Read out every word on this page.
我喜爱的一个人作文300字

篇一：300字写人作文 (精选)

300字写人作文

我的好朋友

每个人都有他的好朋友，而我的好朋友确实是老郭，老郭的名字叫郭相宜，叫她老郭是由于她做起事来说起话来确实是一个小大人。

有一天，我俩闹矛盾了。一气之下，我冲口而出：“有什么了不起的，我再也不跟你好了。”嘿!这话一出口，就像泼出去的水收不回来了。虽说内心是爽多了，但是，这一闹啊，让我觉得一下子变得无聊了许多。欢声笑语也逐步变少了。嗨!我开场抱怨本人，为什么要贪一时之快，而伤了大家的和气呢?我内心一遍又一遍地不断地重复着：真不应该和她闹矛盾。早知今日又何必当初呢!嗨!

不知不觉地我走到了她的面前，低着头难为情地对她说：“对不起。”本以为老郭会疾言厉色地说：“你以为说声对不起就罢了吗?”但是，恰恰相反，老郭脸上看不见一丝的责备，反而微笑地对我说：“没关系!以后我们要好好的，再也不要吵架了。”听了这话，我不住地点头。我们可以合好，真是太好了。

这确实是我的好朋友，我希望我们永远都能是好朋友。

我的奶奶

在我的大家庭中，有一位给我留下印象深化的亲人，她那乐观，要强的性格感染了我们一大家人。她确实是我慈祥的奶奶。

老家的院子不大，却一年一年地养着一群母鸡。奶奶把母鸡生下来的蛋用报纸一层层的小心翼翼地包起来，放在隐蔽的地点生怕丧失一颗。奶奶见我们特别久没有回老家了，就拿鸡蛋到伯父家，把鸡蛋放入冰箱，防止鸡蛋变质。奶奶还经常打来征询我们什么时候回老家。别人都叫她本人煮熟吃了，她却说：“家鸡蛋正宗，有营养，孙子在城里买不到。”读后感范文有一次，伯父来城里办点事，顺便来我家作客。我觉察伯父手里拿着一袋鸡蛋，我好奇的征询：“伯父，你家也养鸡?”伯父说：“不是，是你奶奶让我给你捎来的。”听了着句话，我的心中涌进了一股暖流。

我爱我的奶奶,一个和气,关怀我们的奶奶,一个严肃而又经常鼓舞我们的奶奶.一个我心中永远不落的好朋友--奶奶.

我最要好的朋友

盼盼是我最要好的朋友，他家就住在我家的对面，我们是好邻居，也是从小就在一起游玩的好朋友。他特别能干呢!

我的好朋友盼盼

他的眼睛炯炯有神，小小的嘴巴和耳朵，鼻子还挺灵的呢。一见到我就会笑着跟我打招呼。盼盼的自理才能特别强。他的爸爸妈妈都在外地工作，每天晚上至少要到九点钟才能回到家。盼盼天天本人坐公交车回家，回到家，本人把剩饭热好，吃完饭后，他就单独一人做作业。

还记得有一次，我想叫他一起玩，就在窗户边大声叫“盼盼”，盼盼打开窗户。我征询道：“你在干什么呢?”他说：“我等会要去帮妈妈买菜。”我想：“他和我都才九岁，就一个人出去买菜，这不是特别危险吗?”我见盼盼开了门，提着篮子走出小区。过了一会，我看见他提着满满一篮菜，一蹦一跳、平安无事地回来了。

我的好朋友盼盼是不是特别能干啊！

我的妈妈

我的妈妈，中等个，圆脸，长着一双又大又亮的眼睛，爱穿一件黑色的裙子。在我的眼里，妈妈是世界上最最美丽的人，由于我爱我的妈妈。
#####
Work to complete:
What is the number of lines in the records that contain "我的妈妈"? Give that number only.

Exercise solution:
2